**STUDY MATERIAL**
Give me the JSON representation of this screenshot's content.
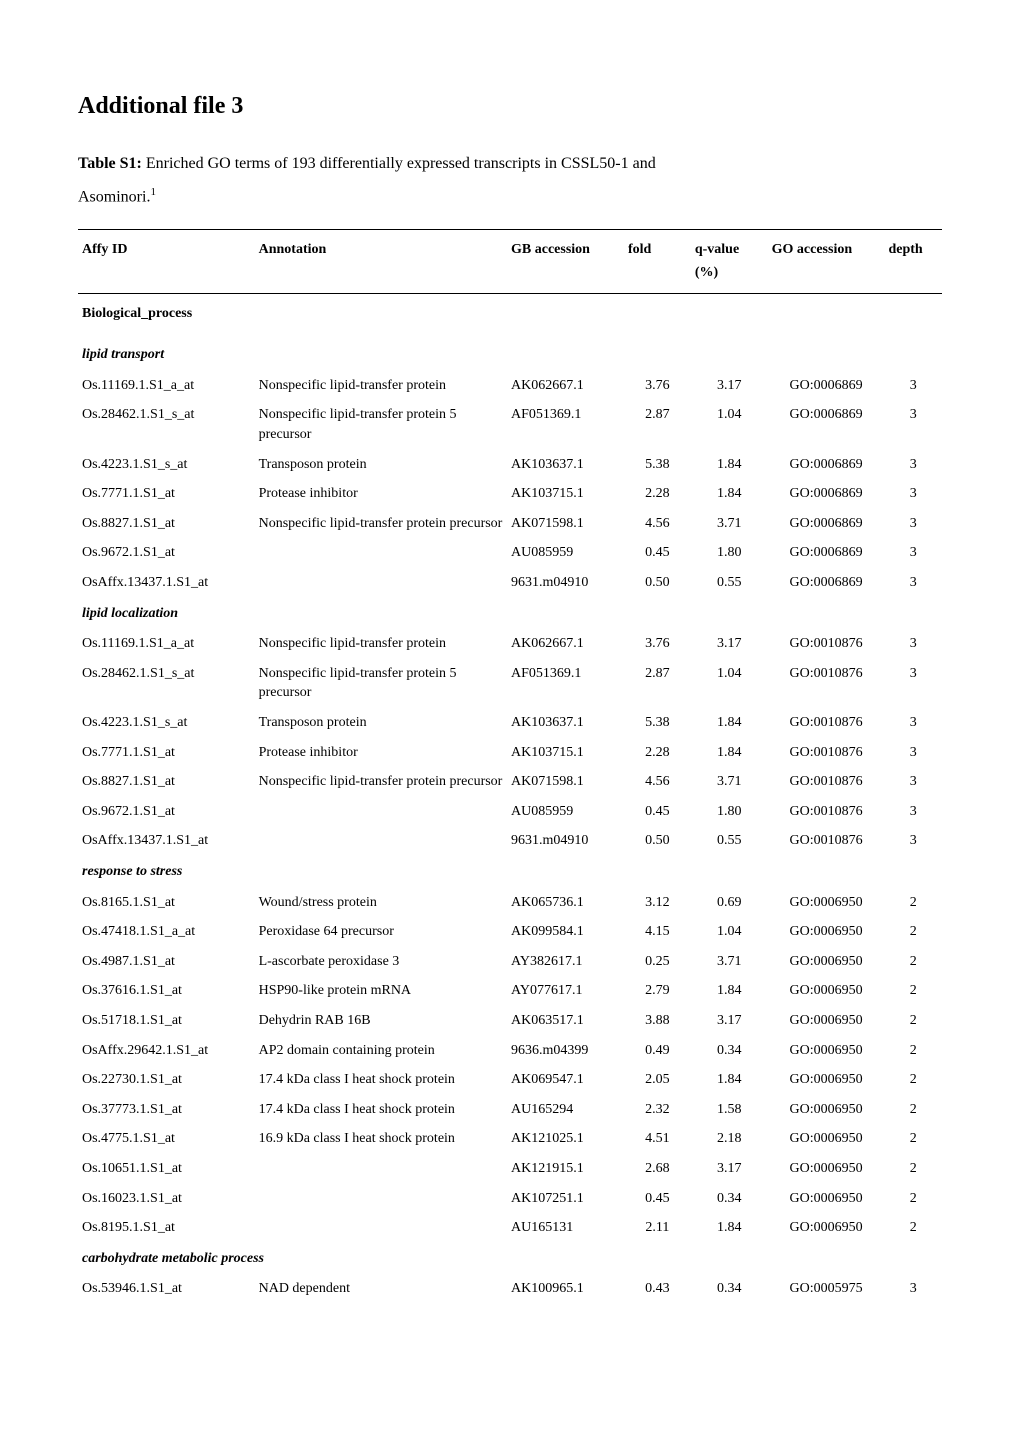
{
  "title": "Additional file 3",
  "caption_label": "Table S1:",
  "caption_text": " Enriched GO terms of 193 differentially expressed transcripts in CSSL50-1 and",
  "caption_line2": "Asominori.",
  "footnote_mark": "1",
  "columns": {
    "affy": "Affy ID",
    "annotation": "Annotation",
    "gb": "GB accession",
    "fold": "fold",
    "qvalue": "q-value",
    "qvalue_sub": "(%)",
    "go": "GO accession",
    "depth": "depth"
  },
  "section_header": "Biological_process",
  "groups": [
    {
      "name": "lipid transport",
      "rows": [
        {
          "affy": "Os.11169.1.S1_a_at",
          "anno": "Nonspecific lipid-transfer protein",
          "gb": "AK062667.1",
          "fold": "3.76",
          "q": "3.17",
          "go": "GO:0006869",
          "depth": "3"
        },
        {
          "affy": "Os.28462.1.S1_s_at",
          "anno": "Nonspecific lipid-transfer protein 5 precursor",
          "gb": "AF051369.1",
          "fold": "2.87",
          "q": "1.04",
          "go": "GO:0006869",
          "depth": "3"
        },
        {
          "affy": "Os.4223.1.S1_s_at",
          "anno": "Transposon protein",
          "gb": "AK103637.1",
          "fold": "5.38",
          "q": "1.84",
          "go": "GO:0006869",
          "depth": "3"
        },
        {
          "affy": "Os.7771.1.S1_at",
          "anno": "Protease inhibitor",
          "gb": "AK103715.1",
          "fold": "2.28",
          "q": "1.84",
          "go": "GO:0006869",
          "depth": "3"
        },
        {
          "affy": "Os.8827.1.S1_at",
          "anno": "Nonspecific lipid-transfer protein precursor",
          "gb": "AK071598.1",
          "fold": "4.56",
          "q": "3.71",
          "go": "GO:0006869",
          "depth": "3"
        },
        {
          "affy": "Os.9672.1.S1_at",
          "anno": "",
          "gb": "AU085959",
          "fold": "0.45",
          "q": "1.80",
          "go": "GO:0006869",
          "depth": "3"
        },
        {
          "affy": "OsAffx.13437.1.S1_at",
          "anno": "",
          "gb": "9631.m04910",
          "fold": "0.50",
          "q": "0.55",
          "go": "GO:0006869",
          "depth": "3"
        }
      ]
    },
    {
      "name": "lipid localization",
      "rows": [
        {
          "affy": "Os.11169.1.S1_a_at",
          "anno": "Nonspecific lipid-transfer protein",
          "gb": "AK062667.1",
          "fold": "3.76",
          "q": "3.17",
          "go": "GO:0010876",
          "depth": "3"
        },
        {
          "affy": "Os.28462.1.S1_s_at",
          "anno": "Nonspecific lipid-transfer protein 5 precursor",
          "gb": "AF051369.1",
          "fold": "2.87",
          "q": "1.04",
          "go": "GO:0010876",
          "depth": "3"
        },
        {
          "affy": "Os.4223.1.S1_s_at",
          "anno": "Transposon protein",
          "gb": "AK103637.1",
          "fold": "5.38",
          "q": "1.84",
          "go": "GO:0010876",
          "depth": "3"
        },
        {
          "affy": "Os.7771.1.S1_at",
          "anno": "Protease inhibitor",
          "gb": "AK103715.1",
          "fold": "2.28",
          "q": "1.84",
          "go": "GO:0010876",
          "depth": "3"
        },
        {
          "affy": "Os.8827.1.S1_at",
          "anno": "Nonspecific lipid-transfer protein precursor",
          "gb": "AK071598.1",
          "fold": "4.56",
          "q": "3.71",
          "go": "GO:0010876",
          "depth": "3"
        },
        {
          "affy": "Os.9672.1.S1_at",
          "anno": "",
          "gb": "AU085959",
          "fold": "0.45",
          "q": "1.80",
          "go": "GO:0010876",
          "depth": "3"
        },
        {
          "affy": "OsAffx.13437.1.S1_at",
          "anno": "",
          "gb": "9631.m04910",
          "fold": "0.50",
          "q": "0.55",
          "go": "GO:0010876",
          "depth": "3"
        }
      ]
    },
    {
      "name": "response to stress",
      "rows": [
        {
          "affy": "Os.8165.1.S1_at",
          "anno": "Wound/stress protein",
          "gb": "AK065736.1",
          "fold": "3.12",
          "q": "0.69",
          "go": "GO:0006950",
          "depth": "2"
        },
        {
          "affy": "Os.47418.1.S1_a_at",
          "anno": "Peroxidase 64 precursor",
          "gb": "AK099584.1",
          "fold": "4.15",
          "q": "1.04",
          "go": "GO:0006950",
          "depth": "2"
        },
        {
          "affy": "Os.4987.1.S1_at",
          "anno": "L-ascorbate peroxidase 3",
          "gb": "AY382617.1",
          "fold": "0.25",
          "q": "3.71",
          "go": "GO:0006950",
          "depth": "2"
        },
        {
          "affy": "Os.37616.1.S1_at",
          "anno": "HSP90-like protein mRNA",
          "gb": "AY077617.1",
          "fold": "2.79",
          "q": "1.84",
          "go": "GO:0006950",
          "depth": "2"
        },
        {
          "affy": "Os.51718.1.S1_at",
          "anno": "Dehydrin RAB 16B",
          "gb": "AK063517.1",
          "fold": "3.88",
          "q": "3.17",
          "go": "GO:0006950",
          "depth": "2"
        },
        {
          "affy": "OsAffx.29642.1.S1_at",
          "anno": "AP2 domain containing protein",
          "gb": "9636.m04399",
          "fold": "0.49",
          "q": "0.34",
          "go": "GO:0006950",
          "depth": "2"
        },
        {
          "affy": "Os.22730.1.S1_at",
          "anno": "17.4 kDa class I heat shock protein",
          "gb": "AK069547.1",
          "fold": "2.05",
          "q": "1.84",
          "go": "GO:0006950",
          "depth": "2"
        },
        {
          "affy": "Os.37773.1.S1_at",
          "anno": "17.4 kDa class I heat shock protein",
          "gb": "AU165294",
          "fold": "2.32",
          "q": "1.58",
          "go": "GO:0006950",
          "depth": "2"
        },
        {
          "affy": "Os.4775.1.S1_at",
          "anno": "16.9 kDa class I heat shock protein",
          "gb": "AK121025.1",
          "fold": "4.51",
          "q": "2.18",
          "go": "GO:0006950",
          "depth": "2"
        },
        {
          "affy": "Os.10651.1.S1_at",
          "anno": "",
          "gb": "AK121915.1",
          "fold": "2.68",
          "q": "3.17",
          "go": "GO:0006950",
          "depth": "2"
        },
        {
          "affy": "Os.16023.1.S1_at",
          "anno": "",
          "gb": "AK107251.1",
          "fold": "0.45",
          "q": "0.34",
          "go": "GO:0006950",
          "depth": "2"
        },
        {
          "affy": "Os.8195.1.S1_at",
          "anno": "",
          "gb": "AU165131",
          "fold": "2.11",
          "q": "1.84",
          "go": "GO:0006950",
          "depth": "2"
        }
      ]
    },
    {
      "name": "carbohydrate metabolic process",
      "rows": [
        {
          "affy": "Os.53946.1.S1_at",
          "anno": "NAD dependent",
          "gb": "AK100965.1",
          "fold": "0.43",
          "q": "0.34",
          "go": "GO:0005975",
          "depth": "3"
        }
      ]
    }
  ]
}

**WORK ORDER**
Every line above that holds the word "name" should be copied out.

**ANSWER FOR THIS EXERCISE**
      "name": "lipid transport",
      "name": "lipid localization",
      "name": "response to stress",
      "name": "carbohydrate metabolic process",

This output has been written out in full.